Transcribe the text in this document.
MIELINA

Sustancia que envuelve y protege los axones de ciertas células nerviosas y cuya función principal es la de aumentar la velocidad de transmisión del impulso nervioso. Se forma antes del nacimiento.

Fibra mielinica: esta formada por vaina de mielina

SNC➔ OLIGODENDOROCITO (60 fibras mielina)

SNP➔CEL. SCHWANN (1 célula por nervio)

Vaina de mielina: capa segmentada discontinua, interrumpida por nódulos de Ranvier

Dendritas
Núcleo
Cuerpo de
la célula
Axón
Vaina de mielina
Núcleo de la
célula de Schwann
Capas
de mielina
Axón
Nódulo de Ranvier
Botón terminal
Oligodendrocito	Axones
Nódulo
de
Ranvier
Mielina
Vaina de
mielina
== == ==
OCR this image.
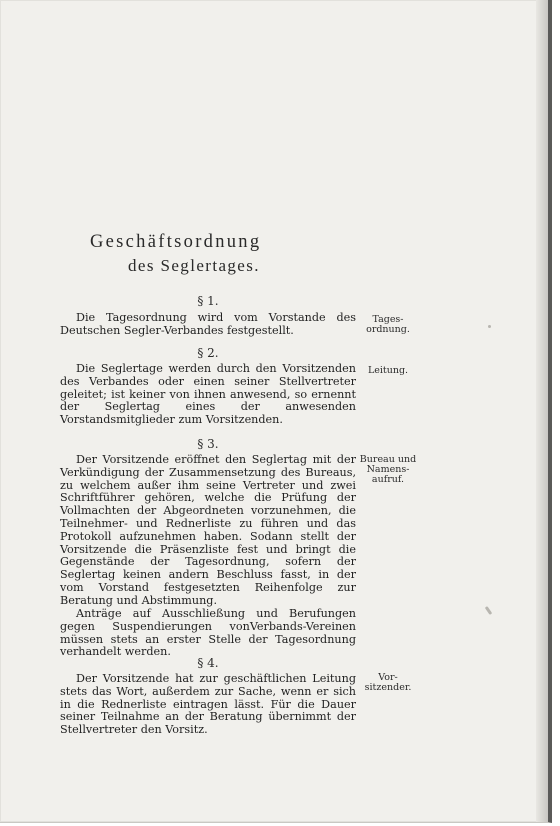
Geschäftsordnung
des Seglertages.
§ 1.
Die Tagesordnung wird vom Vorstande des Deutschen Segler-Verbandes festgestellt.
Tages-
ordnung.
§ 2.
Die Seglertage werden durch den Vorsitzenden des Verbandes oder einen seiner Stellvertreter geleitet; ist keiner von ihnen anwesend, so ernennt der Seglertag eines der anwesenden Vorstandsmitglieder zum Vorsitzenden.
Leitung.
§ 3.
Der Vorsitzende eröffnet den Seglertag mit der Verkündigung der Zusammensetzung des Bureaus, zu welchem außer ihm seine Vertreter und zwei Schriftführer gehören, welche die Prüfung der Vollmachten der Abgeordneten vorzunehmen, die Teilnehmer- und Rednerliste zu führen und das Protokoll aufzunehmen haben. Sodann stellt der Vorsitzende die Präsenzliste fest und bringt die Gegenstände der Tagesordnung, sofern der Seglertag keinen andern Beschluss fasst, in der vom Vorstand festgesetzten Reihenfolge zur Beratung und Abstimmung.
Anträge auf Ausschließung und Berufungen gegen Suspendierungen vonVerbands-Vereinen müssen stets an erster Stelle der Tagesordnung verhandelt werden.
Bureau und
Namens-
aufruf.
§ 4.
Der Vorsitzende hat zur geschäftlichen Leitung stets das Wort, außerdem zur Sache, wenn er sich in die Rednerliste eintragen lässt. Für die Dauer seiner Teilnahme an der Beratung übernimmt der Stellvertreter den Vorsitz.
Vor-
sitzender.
== == ==
§ OBJECTIVE
Report the number of lines above that contain the word "Stellvertreter", and only that number.

§ EXERCISE SOLUTION
2